Give a verbatim quotation of every record.

DATA LISTING:
# # # # # # #

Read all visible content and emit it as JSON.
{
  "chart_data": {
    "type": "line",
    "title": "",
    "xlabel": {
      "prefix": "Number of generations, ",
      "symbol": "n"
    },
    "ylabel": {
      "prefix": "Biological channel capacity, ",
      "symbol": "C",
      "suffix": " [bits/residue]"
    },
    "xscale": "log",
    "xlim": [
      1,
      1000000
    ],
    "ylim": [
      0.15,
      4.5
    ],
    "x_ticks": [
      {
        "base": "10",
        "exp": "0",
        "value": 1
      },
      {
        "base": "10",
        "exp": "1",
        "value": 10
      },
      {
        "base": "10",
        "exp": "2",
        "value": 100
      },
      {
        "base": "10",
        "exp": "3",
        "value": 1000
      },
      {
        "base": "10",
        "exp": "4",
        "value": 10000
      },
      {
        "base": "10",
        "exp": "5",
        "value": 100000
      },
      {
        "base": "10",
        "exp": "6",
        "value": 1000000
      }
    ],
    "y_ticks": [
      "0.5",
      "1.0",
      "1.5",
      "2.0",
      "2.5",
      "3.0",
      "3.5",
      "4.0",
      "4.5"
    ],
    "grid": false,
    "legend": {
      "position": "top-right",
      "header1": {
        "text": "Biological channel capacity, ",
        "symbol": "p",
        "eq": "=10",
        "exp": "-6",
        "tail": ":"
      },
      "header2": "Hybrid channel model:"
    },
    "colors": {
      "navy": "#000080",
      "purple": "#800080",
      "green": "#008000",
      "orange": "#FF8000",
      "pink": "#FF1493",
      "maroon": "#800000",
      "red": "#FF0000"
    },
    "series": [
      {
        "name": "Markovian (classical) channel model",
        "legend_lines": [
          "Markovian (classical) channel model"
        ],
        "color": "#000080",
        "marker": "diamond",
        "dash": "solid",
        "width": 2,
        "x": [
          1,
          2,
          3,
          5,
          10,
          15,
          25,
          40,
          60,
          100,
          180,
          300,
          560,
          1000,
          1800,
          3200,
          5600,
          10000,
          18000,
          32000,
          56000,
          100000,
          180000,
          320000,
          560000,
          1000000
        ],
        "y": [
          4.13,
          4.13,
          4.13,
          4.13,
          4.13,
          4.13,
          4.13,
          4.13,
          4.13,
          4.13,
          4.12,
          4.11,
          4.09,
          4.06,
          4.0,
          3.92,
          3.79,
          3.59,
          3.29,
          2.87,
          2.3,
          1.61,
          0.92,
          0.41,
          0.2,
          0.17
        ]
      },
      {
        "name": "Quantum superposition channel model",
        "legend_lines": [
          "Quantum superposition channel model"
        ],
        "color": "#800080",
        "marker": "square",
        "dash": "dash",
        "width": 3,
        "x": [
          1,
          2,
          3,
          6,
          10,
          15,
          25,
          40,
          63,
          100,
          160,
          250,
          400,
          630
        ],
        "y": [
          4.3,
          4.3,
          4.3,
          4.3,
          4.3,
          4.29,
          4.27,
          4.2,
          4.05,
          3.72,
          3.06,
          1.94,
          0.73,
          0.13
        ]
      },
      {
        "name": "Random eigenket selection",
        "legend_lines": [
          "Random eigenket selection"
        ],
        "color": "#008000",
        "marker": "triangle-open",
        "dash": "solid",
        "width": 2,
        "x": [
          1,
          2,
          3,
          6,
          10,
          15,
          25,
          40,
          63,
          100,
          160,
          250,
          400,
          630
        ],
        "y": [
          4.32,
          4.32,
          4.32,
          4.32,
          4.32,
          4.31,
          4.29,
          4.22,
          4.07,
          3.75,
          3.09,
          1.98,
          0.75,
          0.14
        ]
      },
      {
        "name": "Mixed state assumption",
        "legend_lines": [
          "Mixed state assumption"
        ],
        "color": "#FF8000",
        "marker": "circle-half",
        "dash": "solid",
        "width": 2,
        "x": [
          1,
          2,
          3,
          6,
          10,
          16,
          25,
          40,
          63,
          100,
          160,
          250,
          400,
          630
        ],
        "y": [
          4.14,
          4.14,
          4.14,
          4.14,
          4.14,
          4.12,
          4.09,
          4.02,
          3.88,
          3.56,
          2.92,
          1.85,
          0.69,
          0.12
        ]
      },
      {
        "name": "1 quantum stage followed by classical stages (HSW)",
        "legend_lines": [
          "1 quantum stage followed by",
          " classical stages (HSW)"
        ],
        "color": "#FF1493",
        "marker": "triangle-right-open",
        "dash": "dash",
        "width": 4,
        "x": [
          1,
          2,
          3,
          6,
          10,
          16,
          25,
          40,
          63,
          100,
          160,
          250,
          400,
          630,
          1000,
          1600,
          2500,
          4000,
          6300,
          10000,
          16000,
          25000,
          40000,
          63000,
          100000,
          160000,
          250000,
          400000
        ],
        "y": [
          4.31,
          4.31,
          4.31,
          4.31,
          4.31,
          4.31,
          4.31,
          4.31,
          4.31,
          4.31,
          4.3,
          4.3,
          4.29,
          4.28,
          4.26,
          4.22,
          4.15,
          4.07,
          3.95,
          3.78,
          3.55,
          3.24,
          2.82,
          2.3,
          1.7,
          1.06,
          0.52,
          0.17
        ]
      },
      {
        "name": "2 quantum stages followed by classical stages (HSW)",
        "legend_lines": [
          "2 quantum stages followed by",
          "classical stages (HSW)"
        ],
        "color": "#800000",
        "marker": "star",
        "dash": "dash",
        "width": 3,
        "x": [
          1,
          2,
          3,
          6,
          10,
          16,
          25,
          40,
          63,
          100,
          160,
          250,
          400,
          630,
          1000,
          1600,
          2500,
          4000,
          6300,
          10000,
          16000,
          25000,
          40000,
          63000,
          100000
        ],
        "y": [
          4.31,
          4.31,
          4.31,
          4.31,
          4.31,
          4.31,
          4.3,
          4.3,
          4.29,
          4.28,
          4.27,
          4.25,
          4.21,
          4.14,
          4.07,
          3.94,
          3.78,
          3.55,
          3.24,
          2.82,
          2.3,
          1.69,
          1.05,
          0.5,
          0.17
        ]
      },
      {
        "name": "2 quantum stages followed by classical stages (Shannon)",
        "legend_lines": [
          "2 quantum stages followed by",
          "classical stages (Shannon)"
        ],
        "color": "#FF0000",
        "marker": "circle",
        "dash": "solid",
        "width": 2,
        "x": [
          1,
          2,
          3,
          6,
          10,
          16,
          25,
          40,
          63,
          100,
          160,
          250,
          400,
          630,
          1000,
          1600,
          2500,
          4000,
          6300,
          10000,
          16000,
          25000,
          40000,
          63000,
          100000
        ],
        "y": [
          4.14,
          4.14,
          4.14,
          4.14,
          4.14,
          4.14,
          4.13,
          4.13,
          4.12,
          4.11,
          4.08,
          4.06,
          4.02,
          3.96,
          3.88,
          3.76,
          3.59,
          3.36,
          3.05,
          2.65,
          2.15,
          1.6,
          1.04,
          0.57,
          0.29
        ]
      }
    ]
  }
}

# # # # # # #

RESPONSE:
Read all visible content and emit it as JSON.
{
  "chart_data": {
    "type": "line",
    "title": "",
    "xlabel": {
      "prefix": "Number of generations, ",
      "symbol": "n"
    },
    "ylabel": {
      "prefix": "Biological channel capacity, ",
      "symbol": "C",
      "suffix": " [bits/residue]"
    },
    "xscale": "log",
    "xlim": [
      1,
      1000000
    ],
    "ylim": [
      0.15,
      4.5
    ],
    "x_ticks": [
      {
        "base": "10",
        "exp": "0",
        "value": 1
      },
      {
        "base": "10",
        "exp": "1",
        "value": 10
      },
      {
        "base": "10",
        "exp": "2",
        "value": 100
      },
      {
        "base": "10",
        "exp": "3",
        "value": 1000
      },
      {
        "base": "10",
        "exp": "4",
        "value": 10000
      },
      {
        "base": "10",
        "exp": "5",
        "value": 100000
      },
      {
        "base": "10",
        "exp": "6",
        "value": 1000000
      }
    ],
    "y_ticks": [
      "0.5",
      "1.0",
      "1.5",
      "2.0",
      "2.5",
      "3.0",
      "3.5",
      "4.0",
      "4.5"
    ],
    "grid": false,
    "legend": {
      "position": "top-right",
      "header1": {
        "text": "Biological channel capacity, ",
        "symbol": "p",
        "eq": "=10",
        "exp": "-6",
        "tail": ":"
      },
      "header2": "Hybrid channel model:"
    },
    "colors": {
      "navy": "#000080",
      "purple": "#800080",
      "green": "#008000",
      "orange": "#FF8000",
      "pink": "#FF1493",
      "maroon": "#800000",
      "red": "#FF0000"
    },
    "series": [
      {
        "name": "Markovian (classical) channel model",
        "legend_lines": [
          "Markovian (classical) channel model"
        ],
        "color": "#000080",
        "marker": "diamond",
        "dash": "solid",
        "width": 2,
        "x": [
          1,
          2,
          3,
          5,
          10,
          15,
          25,
          40,
          60,
          100,
          180,
          300,
          560,
          1000,
          1800,
          3200,
          5600,
          10000,
          18000,
          32000,
          56000,
          100000,
          180000,
          320000,
          560000,
          1000000
        ],
        "y": [
          4.13,
          4.13,
          4.13,
          4.13,
          4.13,
          4.13,
          4.13,
          4.13,
          4.13,
          4.13,
          4.12,
          4.11,
          4.09,
          4.06,
          4.0,
          3.92,
          3.79,
          3.59,
          3.29,
          2.87,
          2.3,
          1.61,
          0.92,
          0.41,
          0.2,
          0.17
        ]
      },
      {
        "name": "Quantum superposition channel model",
        "legend_lines": [
          "Quantum superposition channel model"
        ],
        "color": "#800080",
        "marker": "square",
        "dash": "dash",
        "width": 3,
        "x": [
          1,
          2,
          3,
          6,
          10,
          15,
          25,
          40,
          63,
          100,
          160,
          250,
          400,
          630
        ],
        "y": [
          4.3,
          4.3,
          4.3,
          4.3,
          4.3,
          4.29,
          4.27,
          4.2,
          4.05,
          3.72,
          3.06,
          1.94,
          0.73,
          0.13
        ]
      },
      {
        "name": "Random eigenket selection",
        "legend_lines": [
          "Random eigenket selection"
        ],
        "color": "#008000",
        "marker": "triangle-open",
        "dash": "solid",
        "width": 2,
        "x": [
          1,
          2,
          3,
          6,
          10,
          15,
          25,
          40,
          63,
          100,
          160,
          250,
          400,
          630
        ],
        "y": [
          4.32,
          4.32,
          4.32,
          4.32,
          4.32,
          4.31,
          4.29,
          4.22,
          4.07,
          3.75,
          3.09,
          1.98,
          0.75,
          0.14
        ]
      },
      {
        "name": "Mixed state assumption",
        "legend_lines": [
          "Mixed state assumption"
        ],
        "color": "#FF8000",
        "marker": "circle-half",
        "dash": "solid",
        "width": 2,
        "x": [
          1,
          2,
          3,
          6,
          10,
          16,
          25,
          40,
          63,
          100,
          160,
          250,
          400,
          630
        ],
        "y": [
          4.14,
          4.14,
          4.14,
          4.14,
          4.14,
          4.12,
          4.09,
          4.02,
          3.88,
          3.56,
          2.92,
          1.85,
          0.69,
          0.12
        ]
      },
      {
        "name": "1 quantum stage followed by classical stages (HSW)",
        "legend_lines": [
          "1 quantum stage followed by",
          " classical stages (HSW)"
        ],
        "color": "#FF1493",
        "marker": "triangle-right-open",
        "dash": "dash",
        "width": 4,
        "x": [
          1,
          2,
          3,
          6,
          10,
          16,
          25,
          40,
          63,
          100,
          160,
          250,
          400,
          630,
          1000,
          1600,
          2500,
          4000,
          6300,
          10000,
          16000,
          25000,
          40000,
          63000,
          100000,
          160000,
          250000,
          400000
        ],
        "y": [
          4.31,
          4.31,
          4.31,
          4.31,
          4.31,
          4.31,
          4.31,
          4.31,
          4.31,
          4.31,
          4.3,
          4.3,
          4.29,
          4.28,
          4.26,
          4.22,
          4.15,
          4.07,
          3.95,
          3.78,
          3.55,
          3.24,
          2.82,
          2.3,
          1.7,
          1.06,
          0.52,
          0.17
        ]
      },
      {
        "name": "2 quantum stages followed by classical stages (HSW)",
        "legend_lines": [
          "2 quantum stages followed by",
          "classical stages (HSW)"
        ],
        "color": "#800000",
        "marker": "star",
        "dash": "dash",
        "width": 3,
        "x": [
          1,
          2,
          3,
          6,
          10,
          16,
          25,
          40,
          63,
          100,
          160,
          250,
          400,
          630,
          1000,
          1600,
          2500,
          4000,
          6300,
          10000,
          16000,
          25000,
          40000,
          63000,
          100000
        ],
        "y": [
          4.31,
          4.31,
          4.31,
          4.31,
          4.31,
          4.31,
          4.3,
          4.3,
          4.29,
          4.28,
          4.27,
          4.25,
          4.21,
          4.14,
          4.07,
          3.94,
          3.78,
          3.55,
          3.24,
          2.82,
          2.3,
          1.69,
          1.05,
          0.5,
          0.17
        ]
      },
      {
        "name": "2 quantum stages followed by classical stages (Shannon)",
        "legend_lines": [
          "2 quantum stages followed by",
          "classical stages (Shannon)"
        ],
        "color": "#FF0000",
        "marker": "circle",
        "dash": "solid",
        "width": 2,
        "x": [
          1,
          2,
          3,
          6,
          10,
          16,
          25,
          40,
          63,
          100,
          160,
          250,
          400,
          630,
          1000,
          1600,
          2500,
          4000,
          6300,
          10000,
          16000,
          25000,
          40000,
          63000,
          100000
        ],
        "y": [
          4.14,
          4.14,
          4.14,
          4.14,
          4.14,
          4.14,
          4.13,
          4.13,
          4.12,
          4.11,
          4.08,
          4.06,
          4.02,
          3.96,
          3.88,
          3.76,
          3.59,
          3.36,
          3.05,
          2.65,
          2.15,
          1.6,
          1.04,
          0.57,
          0.29
        ]
      }
    ]
  }
}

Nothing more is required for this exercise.